### Goal
Find how many lines in the material contain "Update"; your answer should be that number alone.

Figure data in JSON
^^^^^^^^
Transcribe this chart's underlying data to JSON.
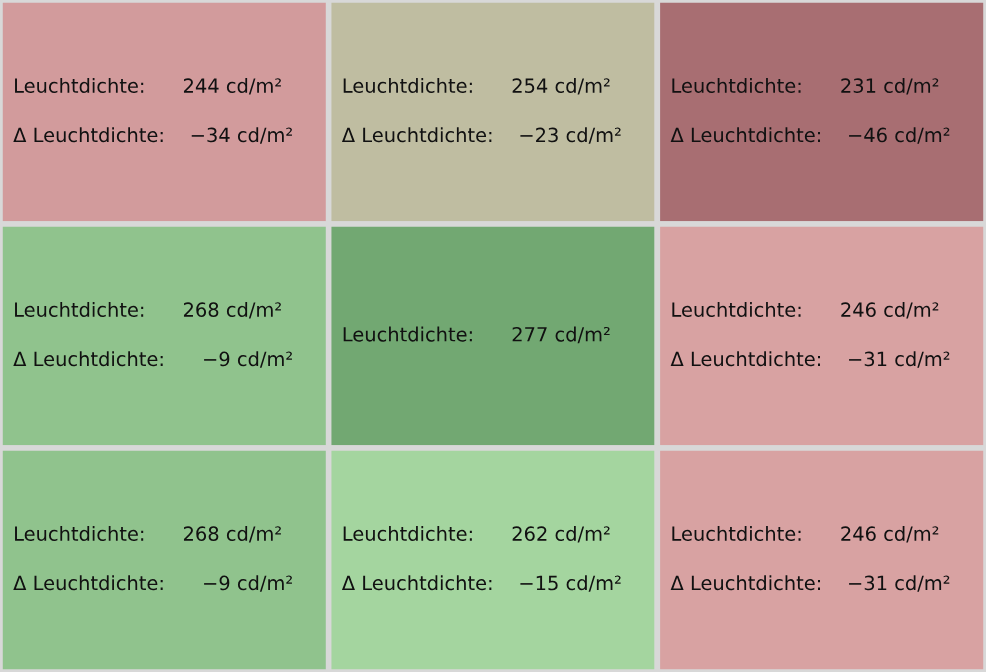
{
  "chart_data": {
    "type": "heatmap",
    "categories": [
      null,
      null,
      null
    ],
    "y_categories": [
      null,
      null,
      null
    ],
    "cells": [
      [
        244,
        254,
        231
      ],
      [
        268,
        277,
        246
      ],
      [
        268,
        262,
        246
      ]
    ],
    "cell_labels": [
      [
        "Leuchtdichte:      244 cd/m²",
        "Leuchtdichte:      254 cd/m²",
        "Leuchtdichte:      231 cd/m²"
      ],
      [
        "Leuchtdichte:      268 cd/m²",
        "Leuchtdichte:      277 cd/m²",
        "Leuchtdichte:      246 cd/m²"
      ],
      [
        "Leuchtdichte:      268 cd/m²",
        "Leuchtdichte:      262 cd/m²",
        "Leuchtdichte:      246 cd/m²"
      ]
    ],
    "annotations": [
      "Δ Leuchtdichte:    −34 cd/m²",
      "Δ Leuchtdichte:    −23 cd/m²",
      "Δ Leuchtdichte:    −46 cd/m²",
      "Δ Leuchtdichte:      −9 cd/m²",
      "Δ Leuchtdichte:    −31 cd/m²",
      "Δ Leuchtdichte:      −9 cd/m²",
      "Δ Leuchtdichte:    −15 cd/m²",
      "Δ Leuchtdichte:    −31 cd/m²"
    ],
    "grid": false
  }
}
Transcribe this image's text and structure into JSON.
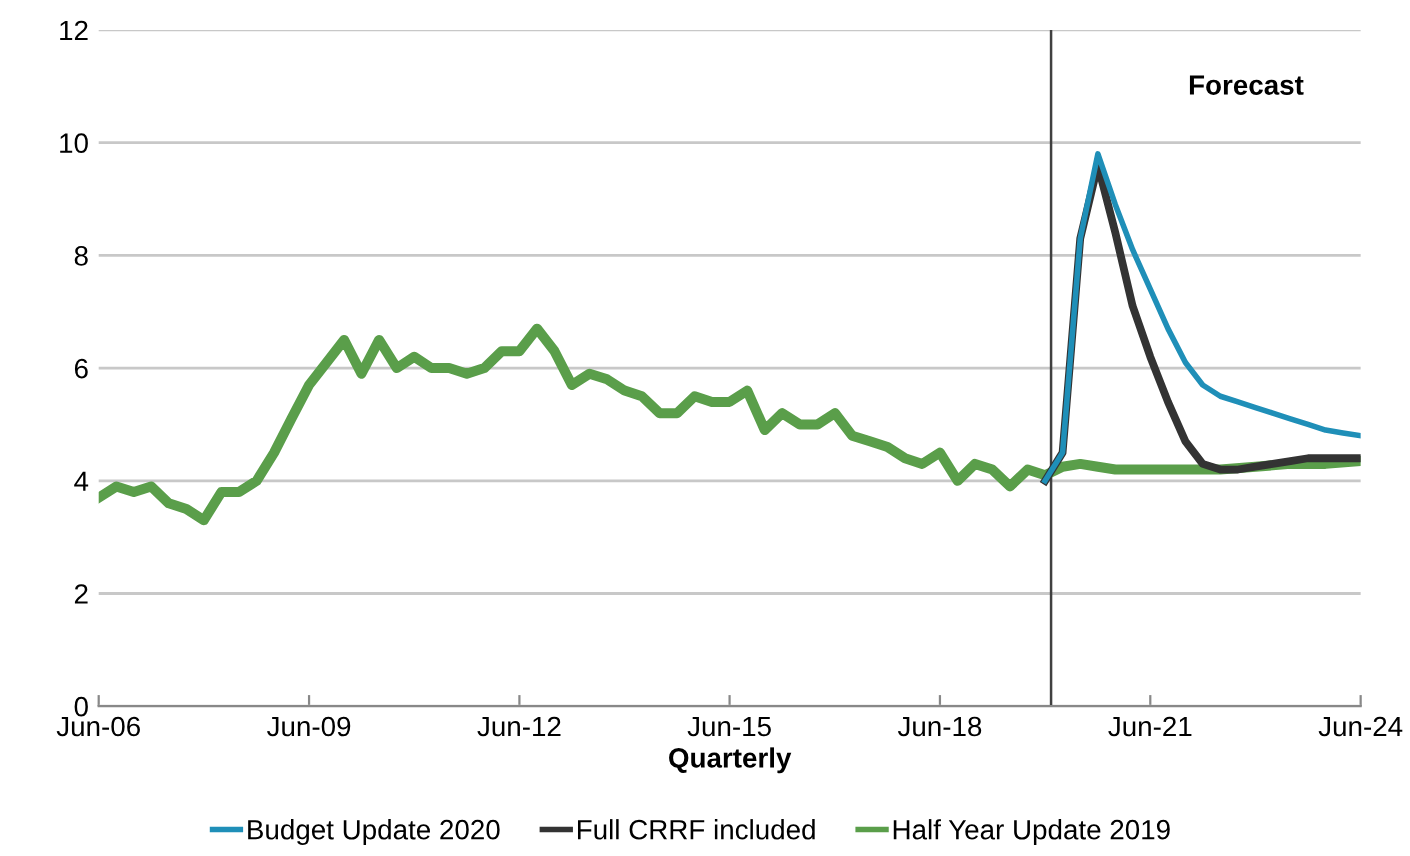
{
  "chart_data": {
    "type": "line",
    "xlabel": "Quarterly",
    "xlim": [
      "2006-06",
      "2024-06"
    ],
    "xticks": [
      {
        "value": "2006-06",
        "label": "Jun-06"
      },
      {
        "value": "2009-06",
        "label": "Jun-09"
      },
      {
        "value": "2012-06",
        "label": "Jun-12"
      },
      {
        "value": "2015-06",
        "label": "Jun-15"
      },
      {
        "value": "2018-06",
        "label": "Jun-18"
      },
      {
        "value": "2021-06",
        "label": "Jun-21"
      },
      {
        "value": "2024-06",
        "label": "Jun-24"
      }
    ],
    "ylim": [
      0,
      12
    ],
    "yticks": [
      0,
      2,
      4,
      6,
      8,
      10,
      12
    ],
    "grid": "y",
    "legend": "bottom",
    "line_style": "solid",
    "marker": "none",
    "ref_lines": [
      {
        "axis": "x",
        "value": "2020-01",
        "color": "#404040"
      }
    ],
    "annotations": [
      "Forecast"
    ],
    "series": [
      {
        "name": "Budget Update 2020",
        "color": "#1f8fb8",
        "x": [
          "2019-12",
          "2020-03",
          "2020-06",
          "2020-09",
          "2020-12",
          "2021-03",
          "2021-06",
          "2021-09",
          "2021-12",
          "2022-03",
          "2022-06",
          "2022-09",
          "2022-12",
          "2023-03",
          "2023-06",
          "2023-09",
          "2023-12",
          "2024-03",
          "2024-06"
        ],
        "values": [
          4.0,
          4.5,
          8.3,
          9.8,
          8.9,
          8.1,
          7.4,
          6.7,
          6.1,
          5.7,
          5.5,
          5.4,
          5.3,
          5.2,
          5.1,
          5.0,
          4.9,
          4.85,
          4.8
        ]
      },
      {
        "name": "Full CRRF included",
        "color": "#333333",
        "x": [
          "2019-12",
          "2020-03",
          "2020-06",
          "2020-09",
          "2020-12",
          "2021-03",
          "2021-06",
          "2021-09",
          "2021-12",
          "2022-03",
          "2022-06",
          "2022-09",
          "2022-12",
          "2023-03",
          "2023-06",
          "2023-09",
          "2023-12",
          "2024-03",
          "2024-06"
        ],
        "values": [
          4.0,
          4.5,
          8.3,
          9.6,
          8.4,
          7.1,
          6.2,
          5.4,
          4.7,
          4.3,
          4.2,
          4.2,
          4.25,
          4.3,
          4.35,
          4.4,
          4.4,
          4.4,
          4.4
        ]
      },
      {
        "name": "Half Year Update 2019",
        "color": "#5a9e4a",
        "x": [
          "2006-06",
          "2006-09",
          "2006-12",
          "2007-03",
          "2007-06",
          "2007-09",
          "2007-12",
          "2008-03",
          "2008-06",
          "2008-09",
          "2008-12",
          "2009-03",
          "2009-06",
          "2009-09",
          "2009-12",
          "2010-03",
          "2010-06",
          "2010-09",
          "2010-12",
          "2011-03",
          "2011-06",
          "2011-09",
          "2011-12",
          "2012-03",
          "2012-06",
          "2012-09",
          "2012-12",
          "2013-03",
          "2013-06",
          "2013-09",
          "2013-12",
          "2014-03",
          "2014-06",
          "2014-09",
          "2014-12",
          "2015-03",
          "2015-06",
          "2015-09",
          "2015-12",
          "2016-03",
          "2016-06",
          "2016-09",
          "2016-12",
          "2017-03",
          "2017-06",
          "2017-09",
          "2017-12",
          "2018-03",
          "2018-06",
          "2018-09",
          "2018-12",
          "2019-03",
          "2019-06",
          "2019-09",
          "2019-12",
          "2020-03",
          "2020-06",
          "2020-09",
          "2020-12",
          "2021-06",
          "2021-12",
          "2022-06",
          "2022-12",
          "2023-06",
          "2023-12",
          "2024-06"
        ],
        "values": [
          3.7,
          3.9,
          3.8,
          3.9,
          3.6,
          3.5,
          3.3,
          3.8,
          3.8,
          4.0,
          4.5,
          5.1,
          5.7,
          6.1,
          6.5,
          5.9,
          6.5,
          6.0,
          6.2,
          6.0,
          6.0,
          5.9,
          6.0,
          6.3,
          6.3,
          6.7,
          6.3,
          5.7,
          5.9,
          5.8,
          5.6,
          5.5,
          5.2,
          5.2,
          5.5,
          5.4,
          5.4,
          5.6,
          4.9,
          5.2,
          5.0,
          5.0,
          5.2,
          4.8,
          4.7,
          4.6,
          4.4,
          4.3,
          4.5,
          4.0,
          4.3,
          4.2,
          3.9,
          4.2,
          4.1,
          4.25,
          4.3,
          4.25,
          4.2,
          4.2,
          4.2,
          4.2,
          4.25,
          4.3,
          4.3,
          4.35
        ]
      }
    ]
  }
}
^^^^^^^^
### Answer to this task
2